Inventories are valued at the lower of the inventory’s cost (first in, first out basis (“FIFO”)) or market of the inventory. Management compares the cost of inventory with its net realizable value and an allowance is made to write down inventory to net realizable value, if lower. Management also reviews inventory to determine if excess or obsolete inventory is present and a reserve is made to reduce the carrying value for inventory for such excess and or obsolete inventory. At March 31, 2019 and September 30, 2018, the reserve for obsolete inventory was $91,940.

▸ Exercise description
Write out the stretch of the inventory valuation passage from "Inventories are valued" through "inventory was $91,940.".

▸ Stored rows

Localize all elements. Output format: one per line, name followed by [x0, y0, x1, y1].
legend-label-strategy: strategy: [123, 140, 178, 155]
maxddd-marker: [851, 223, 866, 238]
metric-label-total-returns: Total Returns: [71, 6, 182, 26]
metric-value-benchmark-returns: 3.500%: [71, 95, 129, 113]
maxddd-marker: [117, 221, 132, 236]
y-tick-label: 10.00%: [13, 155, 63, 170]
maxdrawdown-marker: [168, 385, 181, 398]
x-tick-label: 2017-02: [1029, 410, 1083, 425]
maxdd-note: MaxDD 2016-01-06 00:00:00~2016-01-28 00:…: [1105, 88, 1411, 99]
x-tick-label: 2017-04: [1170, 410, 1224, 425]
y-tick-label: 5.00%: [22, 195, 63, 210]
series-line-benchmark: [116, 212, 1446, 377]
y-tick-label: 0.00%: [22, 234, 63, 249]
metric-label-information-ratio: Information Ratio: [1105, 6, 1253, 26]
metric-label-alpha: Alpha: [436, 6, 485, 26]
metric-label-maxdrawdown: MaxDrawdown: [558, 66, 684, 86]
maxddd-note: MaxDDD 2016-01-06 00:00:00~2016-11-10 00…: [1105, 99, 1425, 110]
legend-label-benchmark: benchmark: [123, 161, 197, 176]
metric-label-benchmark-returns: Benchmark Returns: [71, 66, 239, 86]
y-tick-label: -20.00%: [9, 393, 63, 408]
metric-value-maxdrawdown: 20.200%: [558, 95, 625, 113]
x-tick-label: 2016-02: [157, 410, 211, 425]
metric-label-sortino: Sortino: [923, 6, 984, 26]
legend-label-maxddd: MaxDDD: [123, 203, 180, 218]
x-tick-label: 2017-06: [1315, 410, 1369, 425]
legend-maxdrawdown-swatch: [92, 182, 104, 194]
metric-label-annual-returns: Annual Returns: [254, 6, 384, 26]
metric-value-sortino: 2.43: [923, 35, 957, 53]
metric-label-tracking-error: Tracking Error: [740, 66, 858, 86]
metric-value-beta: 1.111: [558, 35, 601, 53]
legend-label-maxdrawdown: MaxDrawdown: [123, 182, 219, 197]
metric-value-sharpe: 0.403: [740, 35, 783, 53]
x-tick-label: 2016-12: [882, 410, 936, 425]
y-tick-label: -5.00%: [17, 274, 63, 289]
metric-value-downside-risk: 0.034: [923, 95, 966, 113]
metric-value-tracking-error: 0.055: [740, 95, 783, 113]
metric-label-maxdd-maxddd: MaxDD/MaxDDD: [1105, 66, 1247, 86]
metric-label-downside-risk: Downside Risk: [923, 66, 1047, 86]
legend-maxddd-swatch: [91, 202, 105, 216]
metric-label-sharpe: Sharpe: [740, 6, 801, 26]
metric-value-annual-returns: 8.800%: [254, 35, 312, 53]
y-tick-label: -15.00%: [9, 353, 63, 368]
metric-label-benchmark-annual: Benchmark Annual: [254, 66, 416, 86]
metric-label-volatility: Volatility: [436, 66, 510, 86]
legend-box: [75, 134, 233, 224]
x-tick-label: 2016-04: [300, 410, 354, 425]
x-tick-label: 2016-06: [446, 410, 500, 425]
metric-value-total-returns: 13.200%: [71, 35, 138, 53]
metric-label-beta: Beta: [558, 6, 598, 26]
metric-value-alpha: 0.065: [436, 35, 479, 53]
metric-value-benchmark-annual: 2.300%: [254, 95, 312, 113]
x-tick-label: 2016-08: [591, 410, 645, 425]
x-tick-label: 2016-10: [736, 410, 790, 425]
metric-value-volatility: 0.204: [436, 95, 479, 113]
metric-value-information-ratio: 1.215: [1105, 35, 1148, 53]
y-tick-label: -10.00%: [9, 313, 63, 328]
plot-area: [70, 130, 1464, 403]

▸ Output
Inventories are valued at the lower of the inventory’s cost (first in, first out basis (“FIFO”)) or market of the inventory. Management compares the cost of inventory with its net realizable value and an allowance is made to write down inventory to net realizable value, if lower. Management also reviews inventory to determine if excess or obsolete inventory is present and a reserve is made to reduce the carrying value for inventory for such excess and or obsolete inventory. At March 31, 2019 and September 30, 2018, the reserve for obsolete inventory was $91,940.